What you should do
Copy out every line that contains the word "text".

★ ★ ★ ★ ★ ★ ★

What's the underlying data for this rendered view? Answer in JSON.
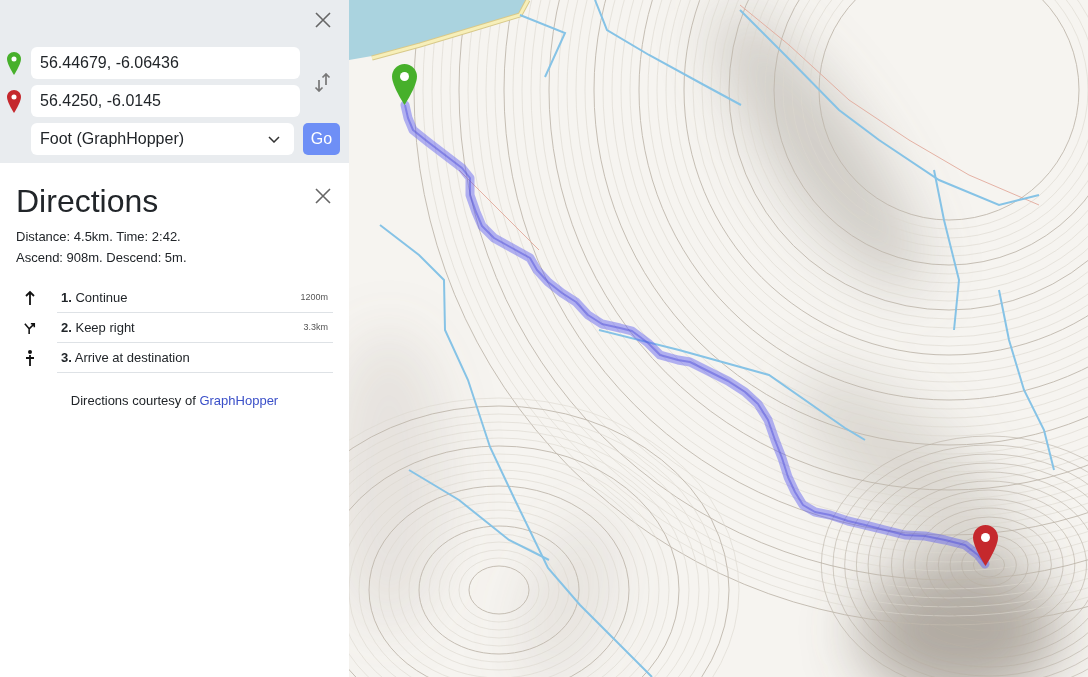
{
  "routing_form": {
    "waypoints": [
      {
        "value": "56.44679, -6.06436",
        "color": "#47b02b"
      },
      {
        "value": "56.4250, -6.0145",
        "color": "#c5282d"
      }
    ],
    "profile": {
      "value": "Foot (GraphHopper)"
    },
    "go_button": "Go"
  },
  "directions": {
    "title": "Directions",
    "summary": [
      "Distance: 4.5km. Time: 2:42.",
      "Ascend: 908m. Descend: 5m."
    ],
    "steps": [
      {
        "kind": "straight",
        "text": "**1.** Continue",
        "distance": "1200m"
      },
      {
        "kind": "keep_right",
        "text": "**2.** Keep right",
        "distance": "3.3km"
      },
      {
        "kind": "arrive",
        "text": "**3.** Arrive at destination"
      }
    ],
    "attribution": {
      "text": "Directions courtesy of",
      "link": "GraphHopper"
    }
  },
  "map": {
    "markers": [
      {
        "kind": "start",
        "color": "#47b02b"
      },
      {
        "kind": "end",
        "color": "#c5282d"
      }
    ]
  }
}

★ ★ ★ ★ ★ ★ ★

Final result
        "text": "**1.** Continue",
        "text": "**2.** Keep right",
        "text": "**3.** Arrive at destination"
      "text": "Directions courtesy of",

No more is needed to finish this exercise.